== DATA SHOWN ==
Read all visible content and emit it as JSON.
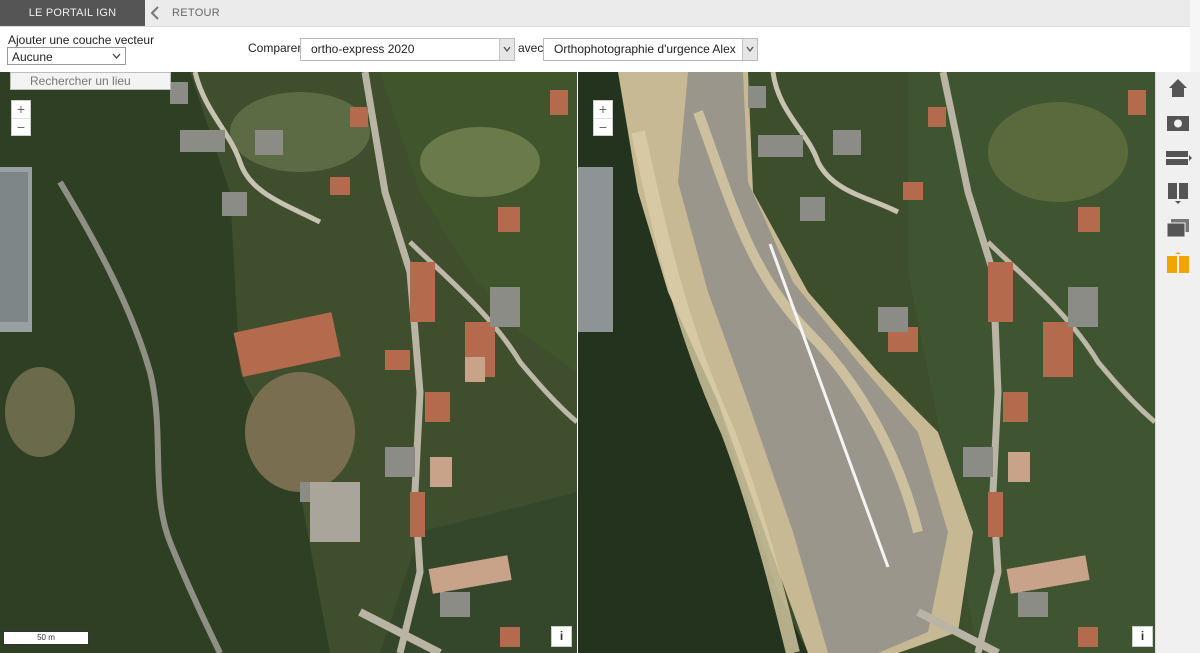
{
  "header": {
    "portal_label": "LE PORTAIL IGN",
    "back_label": "RETOUR"
  },
  "controls": {
    "vector_layer_label": "Ajouter une couche vecteur",
    "vector_layer_value": "Aucune",
    "compare_label": "Comparer",
    "compare_left_value": "ortho-express 2020",
    "with_label": "avec",
    "compare_right_value": "Orthophotographie d'urgence Alex"
  },
  "map": {
    "search_placeholder": "Rechercher un lieu",
    "zoom_in": "+",
    "zoom_out": "−",
    "scale_label": "50 m",
    "info_label": "i"
  },
  "toolbar": {
    "icons": [
      "home-icon",
      "camera-icon",
      "horizontal-split-icon",
      "vertical-split-icon",
      "layers-icon",
      "side-by-side-compare-icon"
    ],
    "active_color": "#f0a500"
  }
}
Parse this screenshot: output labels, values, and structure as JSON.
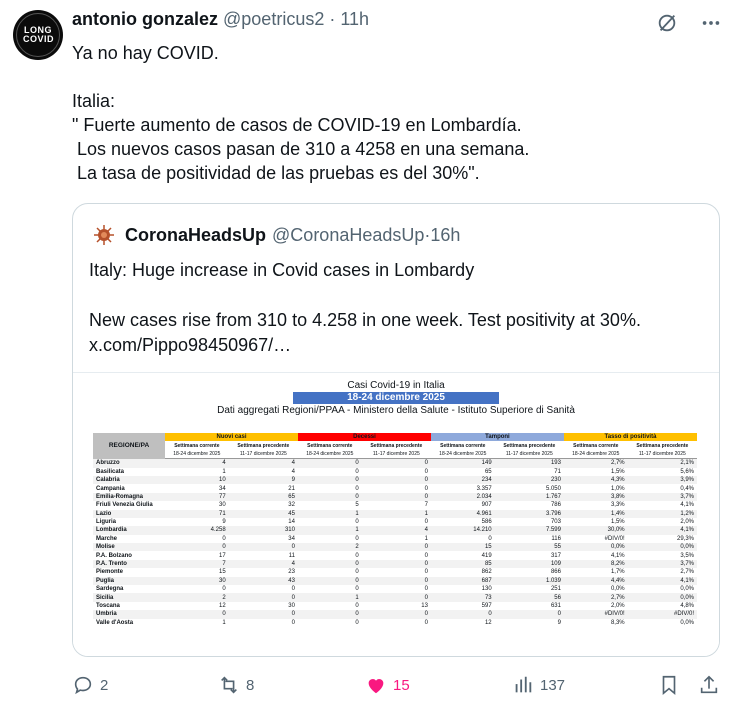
{
  "tweet": {
    "author_name": "antonio gonzalez",
    "handle": "@poetricus2",
    "sep": " · ",
    "time": "11h",
    "text": "Ya no hay COVID.\n\nItalia:\n\" Fuerte aumento de casos de COVID-19 en Lombardía.\n Los nuevos casos pasan de 310 a 4258 en una semana.\n La tasa de positividad de las pruebas es del 30%\".",
    "avatar_text": "LONG COVID"
  },
  "quote": {
    "author_name": "CoronaHeadsUp",
    "handle": "@CoronaHeadsUp",
    "sep": " · ",
    "time": "16h",
    "text": "Italy: Huge increase in Covid cases in Lombardy\n\nNew cases rise from 310 to 4.258 in one week. Test positivity at 30%.\nx.com/Pippo98450967/…"
  },
  "table": {
    "title": "Casi Covid-19 in Italia",
    "date_range": "18-24 dicembre 2025",
    "subtitle": "Dati aggregati Regioni/PPAA - Ministero della Salute - Istituto Superiore di Sanità",
    "region_header": "REGIONE/PA",
    "groups": [
      "Nuovi casi",
      "Decessi",
      "Tamponi",
      "Tasso di positività"
    ],
    "group_colors": [
      "#ffc000",
      "#ff0000",
      "#8ea9db",
      "#ffc000"
    ],
    "current_label": "Settimana corrente",
    "previous_label": "Settimana precedente",
    "current_dates": "18-24 dicembre 2025",
    "previous_dates": "11-17 dicembre 2025",
    "rows": [
      [
        "Abruzzo",
        "4",
        "4",
        "0",
        "0",
        "149",
        "193",
        "2,7%",
        "2,1%"
      ],
      [
        "Basilicata",
        "1",
        "4",
        "0",
        "0",
        "65",
        "71",
        "1,5%",
        "5,6%"
      ],
      [
        "Calabria",
        "10",
        "9",
        "0",
        "0",
        "234",
        "230",
        "4,3%",
        "3,9%"
      ],
      [
        "Campania",
        "34",
        "21",
        "0",
        "0",
        "3.357",
        "5.050",
        "1,0%",
        "0,4%"
      ],
      [
        "Emilia-Romagna",
        "77",
        "65",
        "0",
        "0",
        "2.034",
        "1.767",
        "3,8%",
        "3,7%"
      ],
      [
        "Friuli Venezia Giulia",
        "30",
        "32",
        "5",
        "7",
        "907",
        "786",
        "3,3%",
        "4,1%"
      ],
      [
        "Lazio",
        "71",
        "45",
        "1",
        "1",
        "4.961",
        "3.796",
        "1,4%",
        "1,2%"
      ],
      [
        "Liguria",
        "9",
        "14",
        "0",
        "0",
        "586",
        "703",
        "1,5%",
        "2,0%"
      ],
      [
        "Lombardia",
        "4.258",
        "310",
        "1",
        "4",
        "14.210",
        "7.599",
        "30,0%",
        "4,1%"
      ],
      [
        "Marche",
        "0",
        "34",
        "0",
        "1",
        "0",
        "116",
        "#DIV/0!",
        "29,3%"
      ],
      [
        "Molise",
        "0",
        "0",
        "2",
        "0",
        "15",
        "55",
        "0,0%",
        "0,0%"
      ],
      [
        "P.A. Bolzano",
        "17",
        "11",
        "0",
        "0",
        "419",
        "317",
        "4,1%",
        "3,5%"
      ],
      [
        "P.A. Trento",
        "7",
        "4",
        "0",
        "0",
        "85",
        "109",
        "8,2%",
        "3,7%"
      ],
      [
        "Piemonte",
        "15",
        "23",
        "0",
        "0",
        "862",
        "866",
        "1,7%",
        "2,7%"
      ],
      [
        "Puglia",
        "30",
        "43",
        "0",
        "0",
        "687",
        "1.039",
        "4,4%",
        "4,1%"
      ],
      [
        "Sardegna",
        "0",
        "0",
        "0",
        "0",
        "130",
        "251",
        "0,0%",
        "0,0%"
      ],
      [
        "Sicilia",
        "2",
        "0",
        "1",
        "0",
        "73",
        "56",
        "2,7%",
        "0,0%"
      ],
      [
        "Toscana",
        "12",
        "30",
        "0",
        "13",
        "597",
        "631",
        "2,0%",
        "4,8%"
      ],
      [
        "Umbria",
        "0",
        "0",
        "0",
        "0",
        "0",
        "0",
        "#DIV/0!",
        "#DIV/0!"
      ],
      [
        "Valle d'Aosta",
        "1",
        "0",
        "0",
        "0",
        "12",
        "9",
        "8,3%",
        "0,0%"
      ]
    ]
  },
  "actions": {
    "replies": "2",
    "reposts": "8",
    "likes": "15",
    "views": "137",
    "like_color": "#f91880"
  }
}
===
Show the lines of the records that contain the word "handle".

    "handle": "@poetricus2",
    "handle": "@CoronaHeadsUp",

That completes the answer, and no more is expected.